There were five main arenas where Australian Great War Poetry was written in the period of 1914 to 1939: the Home Front, Gallipoli, The Middle East, The Western Front and England. These arenas were to form important segregations of poetic attitude and interest specific to the war mood at the time. Australian poets, just like their British counterparts, could be humorous, melancholy, angry or just longing for home. Many Australians, for example, wrote about the Australian flora, and how they missed it.

Many of these poets served in more than one campaign, while others only served in one, either joining up after Gallipoli, or being invalided back home or killed in action. A small listing of Australian Great War Poets can be seen below.

Soldiers
Leon Gellert, Frank Westbrook, Oliver Hogue, Tom Skeyhill, Frederic Manning, Edwin Gerard, Geoffrey Wall, Walter James Redfern Turner, William McDonald, Ion Idriess, Andrew Barton Paterson and many others.

▶ [Excerpted data]:
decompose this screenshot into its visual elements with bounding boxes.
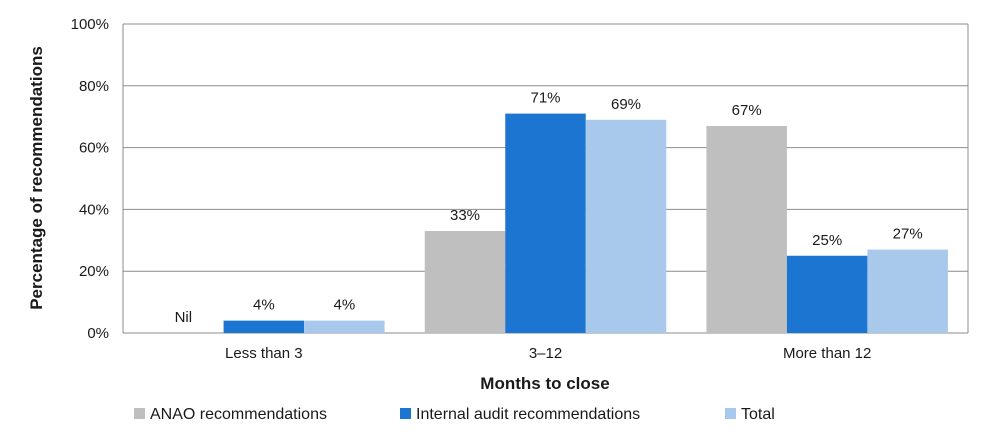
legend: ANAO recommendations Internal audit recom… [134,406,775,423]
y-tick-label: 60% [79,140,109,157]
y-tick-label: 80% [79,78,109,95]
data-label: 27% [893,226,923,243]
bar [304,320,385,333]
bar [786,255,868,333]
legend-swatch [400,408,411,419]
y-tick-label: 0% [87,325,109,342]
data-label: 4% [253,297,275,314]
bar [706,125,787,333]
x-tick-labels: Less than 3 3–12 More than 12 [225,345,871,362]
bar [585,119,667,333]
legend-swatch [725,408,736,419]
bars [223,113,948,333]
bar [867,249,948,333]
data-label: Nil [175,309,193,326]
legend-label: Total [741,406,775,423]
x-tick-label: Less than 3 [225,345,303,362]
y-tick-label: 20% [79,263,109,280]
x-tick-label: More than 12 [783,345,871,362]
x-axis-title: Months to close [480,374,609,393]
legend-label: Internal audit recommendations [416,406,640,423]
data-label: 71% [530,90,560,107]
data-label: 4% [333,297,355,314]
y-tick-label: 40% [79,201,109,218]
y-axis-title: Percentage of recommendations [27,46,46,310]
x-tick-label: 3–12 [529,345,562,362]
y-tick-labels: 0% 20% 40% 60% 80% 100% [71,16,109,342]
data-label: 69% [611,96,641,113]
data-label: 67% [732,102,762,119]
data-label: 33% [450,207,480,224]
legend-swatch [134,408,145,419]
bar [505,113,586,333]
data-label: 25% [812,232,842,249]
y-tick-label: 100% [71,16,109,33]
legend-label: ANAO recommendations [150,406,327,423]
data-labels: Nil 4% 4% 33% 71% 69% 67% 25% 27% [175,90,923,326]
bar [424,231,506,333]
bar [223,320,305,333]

--

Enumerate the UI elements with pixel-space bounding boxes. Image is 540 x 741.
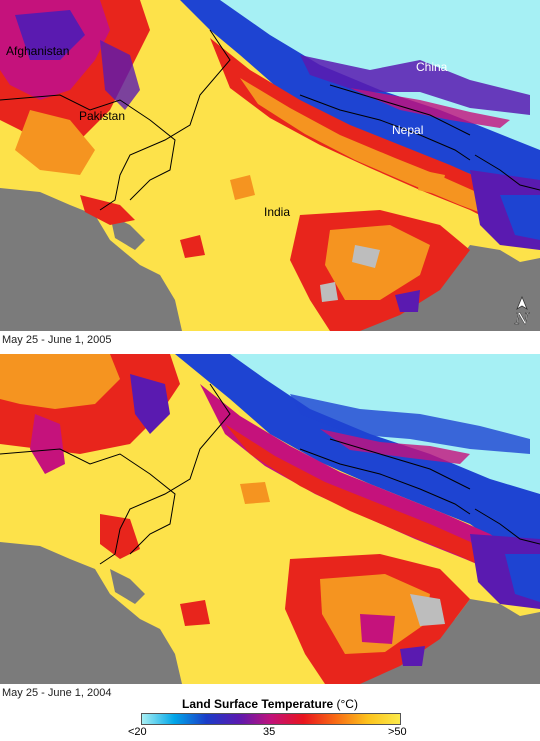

▶ [Given instruction]: Reproduce word for word the part of the passage on Australian Great War poetry that opens with the words containing "Many of these" and closes with "be seen below.". The lines above are not needed here.

▶ [Task output]:
Many of these poets served in more than one campaign, while others only served in one, either joining up after Gallipoli, or being invalided back home or killed in action. A small listing of Australian Great War Poets can be seen below.